Task prompt: Find the string "title" in the records. Copy every line it appears in.

Exercise material:
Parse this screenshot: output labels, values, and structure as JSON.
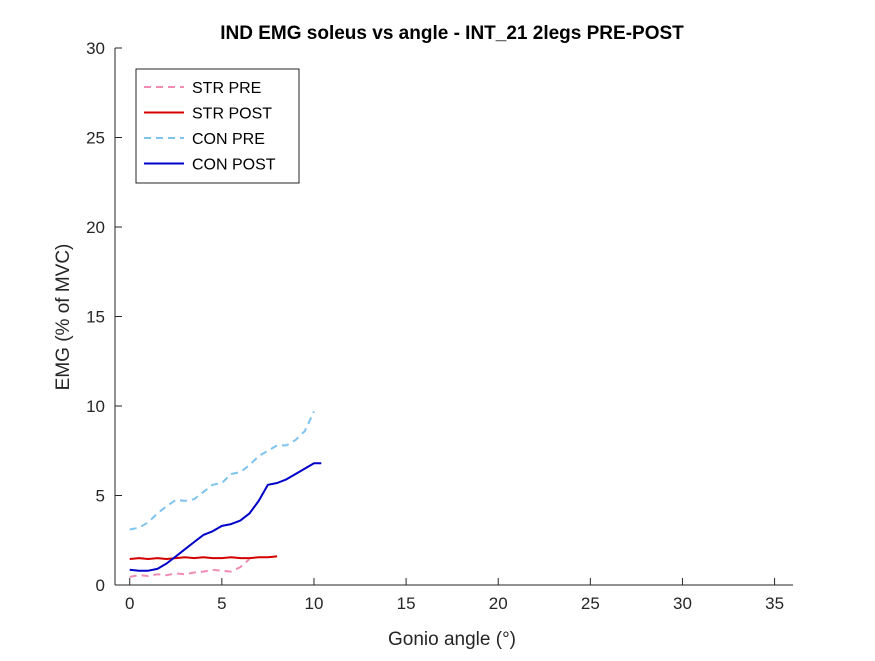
{
  "chart_data": {
    "type": "line",
    "title": "IND EMG soleus vs angle - INT_21 2legs PRE-POST",
    "xlabel": "Gonio angle (°)",
    "ylabel": "EMG (% of MVC)",
    "xlim": [
      -0.8,
      36
    ],
    "ylim": [
      0,
      30
    ],
    "xticks": [
      0,
      5,
      10,
      15,
      20,
      25,
      30,
      35
    ],
    "yticks": [
      0,
      5,
      10,
      15,
      20,
      25,
      30
    ],
    "legend_position": "top-left",
    "series": [
      {
        "name": "STR PRE",
        "color": "#f08cb4",
        "dash": "dashed",
        "x": [
          0,
          0.5,
          1,
          1.5,
          2,
          2.5,
          3,
          3.5,
          4,
          4.5,
          5,
          5.5,
          6,
          6.5
        ],
        "y": [
          0.45,
          0.55,
          0.5,
          0.6,
          0.55,
          0.65,
          0.6,
          0.7,
          0.75,
          0.85,
          0.8,
          0.75,
          1.0,
          1.45
        ]
      },
      {
        "name": "STR POST",
        "color": "#d40000",
        "dash": "solid",
        "x": [
          0,
          0.5,
          1,
          1.5,
          2,
          2.5,
          3,
          3.5,
          4,
          4.5,
          5,
          5.5,
          6,
          6.5,
          7,
          7.5,
          8
        ],
        "y": [
          1.45,
          1.5,
          1.45,
          1.5,
          1.45,
          1.5,
          1.55,
          1.5,
          1.55,
          1.5,
          1.5,
          1.55,
          1.5,
          1.5,
          1.55,
          1.55,
          1.6
        ]
      },
      {
        "name": "CON PRE",
        "color": "#7fc4ef",
        "dash": "dashed",
        "x": [
          0,
          0.5,
          1,
          1.5,
          2,
          2.5,
          3,
          3.5,
          4,
          4.5,
          5,
          5.5,
          6,
          6.5,
          7,
          7.5,
          8,
          8.5,
          9,
          9.5,
          10
        ],
        "y": [
          3.1,
          3.2,
          3.5,
          4.0,
          4.4,
          4.75,
          4.7,
          4.8,
          5.2,
          5.6,
          5.7,
          6.2,
          6.3,
          6.7,
          7.2,
          7.5,
          7.8,
          7.8,
          8.1,
          8.6,
          9.7
        ]
      },
      {
        "name": "CON POST",
        "color": "#0000c8",
        "dash": "solid",
        "x": [
          0,
          0.5,
          1,
          1.5,
          2,
          2.5,
          3,
          3.5,
          4,
          4.5,
          5,
          5.5,
          6,
          6.5,
          7,
          7.5,
          8,
          8.5,
          9,
          9.5,
          10,
          10.4
        ],
        "y": [
          0.85,
          0.8,
          0.8,
          0.9,
          1.2,
          1.6,
          2.0,
          2.4,
          2.8,
          3.0,
          3.3,
          3.4,
          3.6,
          4.0,
          4.7,
          5.6,
          5.7,
          5.9,
          6.2,
          6.5,
          6.8,
          6.8
        ]
      }
    ]
  }
}
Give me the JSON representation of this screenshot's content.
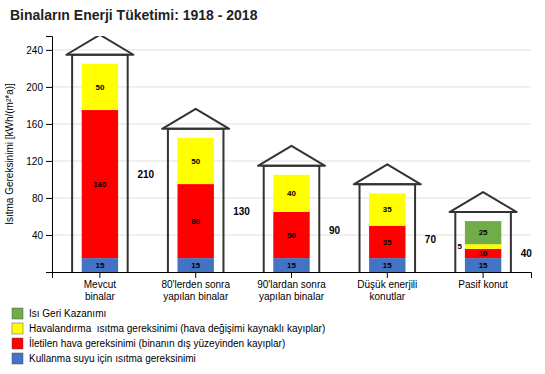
{
  "chart_data": {
    "type": "bar",
    "stacked": true,
    "title": "Binaların Enerji Tüketimi: 1918 - 2018",
    "ylabel": "Isıtma Gereksinimi [kWh/(m²*a)]",
    "categories": [
      "Mevcut\nbinalar",
      "80'lerden sonra\nyapılan binalar",
      "90'lardan sonra\nyapılan binalar",
      "Düşük enerjili\nkonutlar",
      "Pasif konut"
    ],
    "series": [
      {
        "name": "Kullanma suyu için ısıtma gereksinimi",
        "color": "#4472C4",
        "values": [
          15,
          15,
          15,
          15,
          15
        ]
      },
      {
        "name": "İletilen hava gereksinimi (binanın dış yüzeyinden kayıplar)",
        "color": "#FF0000",
        "values": [
          160,
          80,
          50,
          35,
          10
        ]
      },
      {
        "name": "Havalandırma  ısıtma gereksinimi (hava değişimi kaynaklı kayıplar)",
        "color": "#FFFF00",
        "values": [
          50,
          50,
          40,
          35,
          5
        ]
      },
      {
        "name": "Isı Geri Kazanımı",
        "color": "#70AD47",
        "values": [
          0,
          0,
          0,
          0,
          25
        ]
      }
    ],
    "totals": [
      210,
      130,
      90,
      70,
      40
    ],
    "ylim": [
      0,
      255
    ],
    "yticks": [
      40,
      80,
      120,
      160,
      200,
      240
    ],
    "grid": true,
    "data_labels": true,
    "legend": "bottom"
  }
}
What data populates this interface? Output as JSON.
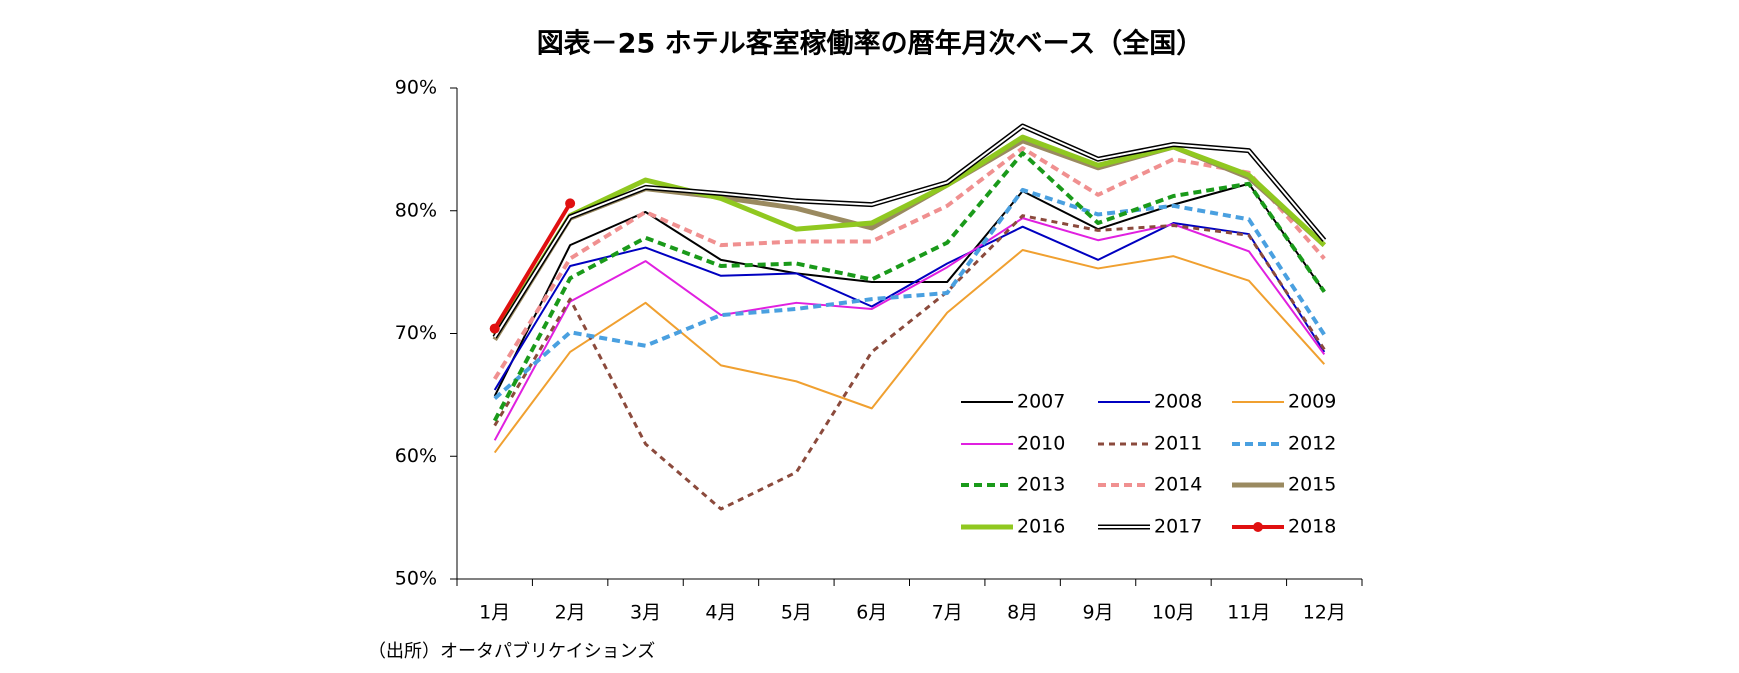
{
  "chart_data": {
    "type": "line",
    "title": "図表－25  ホテル客室稼働率の暦年月次ベース（全国）",
    "source": "（出所）オータパブリケイションズ",
    "categories": [
      "1月",
      "2月",
      "3月",
      "4月",
      "5月",
      "6月",
      "7月",
      "8月",
      "9月",
      "10月",
      "11月",
      "12月"
    ],
    "ylim": [
      50,
      90
    ],
    "yticks": [
      {
        "value": 50,
        "label": "50%"
      },
      {
        "value": 60,
        "label": "60%"
      },
      {
        "value": 70,
        "label": "70%"
      },
      {
        "value": 80,
        "label": "80%"
      },
      {
        "value": 90,
        "label": "90%"
      }
    ],
    "grid": false,
    "series": [
      {
        "name": "2007",
        "color": "#000000",
        "style": "solid",
        "width": 2,
        "values": [
          64.9,
          77.2,
          79.9,
          76.0,
          74.9,
          74.2,
          74.2,
          81.6,
          78.5,
          80.5,
          82.2,
          73.4
        ]
      },
      {
        "name": "2008",
        "color": "#0000c0",
        "style": "solid",
        "width": 2,
        "values": [
          65.4,
          75.5,
          77.0,
          74.7,
          74.9,
          72.2,
          75.7,
          78.7,
          76.0,
          79.0,
          78.1,
          68.5
        ]
      },
      {
        "name": "2009",
        "color": "#f0a030",
        "style": "solid",
        "width": 2,
        "values": [
          60.3,
          68.5,
          72.5,
          67.4,
          66.1,
          63.9,
          71.7,
          76.8,
          75.3,
          76.3,
          74.3,
          67.5
        ]
      },
      {
        "name": "2010",
        "color": "#e020e0",
        "style": "solid",
        "width": 2,
        "values": [
          61.3,
          72.6,
          75.9,
          71.5,
          72.5,
          72.0,
          75.4,
          79.4,
          77.6,
          78.9,
          76.7,
          68.3
        ]
      },
      {
        "name": "2011",
        "color": "#8b4a3c",
        "style": "dashed",
        "width": 3,
        "values": [
          62.5,
          72.8,
          61.0,
          55.7,
          58.7,
          68.5,
          73.4,
          79.6,
          78.4,
          78.8,
          78.0,
          68.7
        ]
      },
      {
        "name": "2012",
        "color": "#4aa0e0",
        "style": "dashed",
        "width": 4,
        "values": [
          64.7,
          70.1,
          69.0,
          71.5,
          72.0,
          72.8,
          73.3,
          81.7,
          79.7,
          80.4,
          79.3,
          69.9
        ]
      },
      {
        "name": "2013",
        "color": "#1a9a1a",
        "style": "dashed",
        "width": 4,
        "values": [
          62.9,
          74.5,
          77.8,
          75.5,
          75.7,
          74.4,
          77.4,
          84.7,
          79.0,
          81.2,
          82.2,
          73.4
        ]
      },
      {
        "name": "2014",
        "color": "#f09090",
        "style": "dashed",
        "width": 4,
        "values": [
          66.3,
          76.1,
          79.9,
          77.2,
          77.5,
          77.5,
          80.4,
          85.1,
          81.3,
          84.2,
          83.1,
          76.1
        ]
      },
      {
        "name": "2015",
        "color": "#9a8a60",
        "style": "solid",
        "width": 5,
        "values": [
          69.5,
          79.4,
          81.8,
          81.1,
          80.2,
          78.6,
          82.1,
          85.7,
          83.5,
          85.2,
          82.7,
          77.2
        ]
      },
      {
        "name": "2016",
        "color": "#90c820",
        "style": "solid",
        "width": 5,
        "values": [
          69.9,
          79.6,
          82.5,
          81.0,
          78.5,
          79.0,
          82.1,
          86.0,
          83.7,
          85.2,
          82.9,
          77.2
        ]
      },
      {
        "name": "2017",
        "color": "#000000",
        "style": "double",
        "width": 5,
        "values": [
          69.7,
          79.5,
          81.9,
          81.4,
          80.8,
          80.5,
          82.3,
          86.9,
          84.2,
          85.4,
          84.9,
          77.6
        ]
      },
      {
        "name": "2018",
        "color": "#e01010",
        "style": "marker",
        "width": 4,
        "values": [
          70.4,
          80.6,
          null,
          null,
          null,
          null,
          null,
          null,
          null,
          null,
          null,
          null
        ]
      }
    ]
  }
}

Worked answer:
    "title": "IND EMG soleus vs angle - INT_21 2legs PRE-POST",
    "title": "Binaların Enerji Tüketimi: 1918 - 2018",
    "title": "図表－25  ホテル客室稼働率の暦年月次ベース（全国）",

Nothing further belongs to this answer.